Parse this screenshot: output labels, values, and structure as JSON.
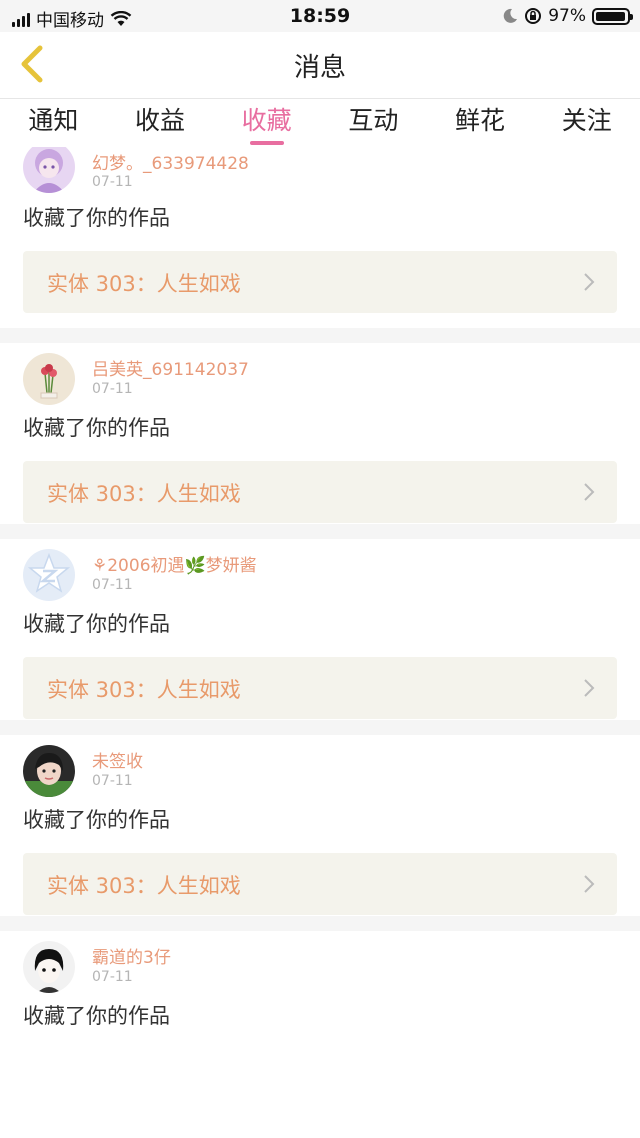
{
  "status_bar": {
    "carrier": "中国移动",
    "time": "18:59",
    "battery": "97%",
    "icons": [
      "signal-icon",
      "wifi-icon",
      "moon-icon",
      "rotation-lock-icon",
      "battery-icon"
    ]
  },
  "nav": {
    "title": "消息",
    "back_icon": "chevron-left-icon",
    "back_color": "#e6c33a"
  },
  "tabs": [
    {
      "label": "通知",
      "active": false
    },
    {
      "label": "收益",
      "active": false
    },
    {
      "label": "收藏",
      "active": true
    },
    {
      "label": "互动",
      "active": false
    },
    {
      "label": "鲜花",
      "active": false
    },
    {
      "label": "关注",
      "active": false
    }
  ],
  "accent_color": "#e86ea0",
  "items": [
    {
      "user": "幻梦。_633974428",
      "date": "07-11",
      "action": "收藏了你的作品",
      "work": "实体 303：人生如戏"
    },
    {
      "user": "吕美英_691142037",
      "date": "07-11",
      "action": "收藏了你的作品",
      "work": "实体 303：人生如戏"
    },
    {
      "user": "⚘2006初遇🌿梦妍酱",
      "date": "07-11",
      "action": "收藏了你的作品",
      "work": "实体 303：人生如戏"
    },
    {
      "user": "未签收",
      "date": "07-11",
      "action": "收藏了你的作品",
      "work": "实体 303：人生如戏"
    },
    {
      "user": "霸道的3仔",
      "date": "07-11",
      "action": "收藏了你的作品",
      "work": ""
    }
  ]
}
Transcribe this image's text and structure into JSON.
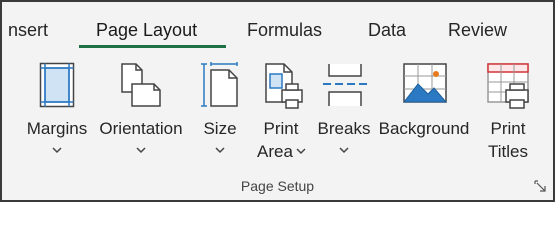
{
  "tabs": [
    {
      "label": "nsert"
    },
    {
      "label": "Page Layout",
      "active": true
    },
    {
      "label": "Formulas"
    },
    {
      "label": "Data"
    },
    {
      "label": "Review"
    }
  ],
  "commands": {
    "margins": {
      "label": "Margins",
      "icon": "margins-icon"
    },
    "orientation": {
      "label": "Orientation",
      "icon": "orientation-icon"
    },
    "size": {
      "label": "Size",
      "icon": "size-icon"
    },
    "print_area": {
      "line1": "Print",
      "line2": "Area",
      "icon": "print-area-icon"
    },
    "breaks": {
      "label": "Breaks",
      "icon": "breaks-icon"
    },
    "background": {
      "label": "Background",
      "icon": "background-icon"
    },
    "print_titles": {
      "line1": "Print",
      "line2": "Titles",
      "icon": "print-titles-icon"
    }
  },
  "group": {
    "label": "Page Setup"
  },
  "colors": {
    "accent": "#1e7145",
    "icon_blue": "#2b79c2",
    "icon_red": "#d13438",
    "icon_orange": "#e97a1b"
  }
}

-*-

**Required task**
Count each line where the string "this" occurs, and write only the number.

**Result of the task**
2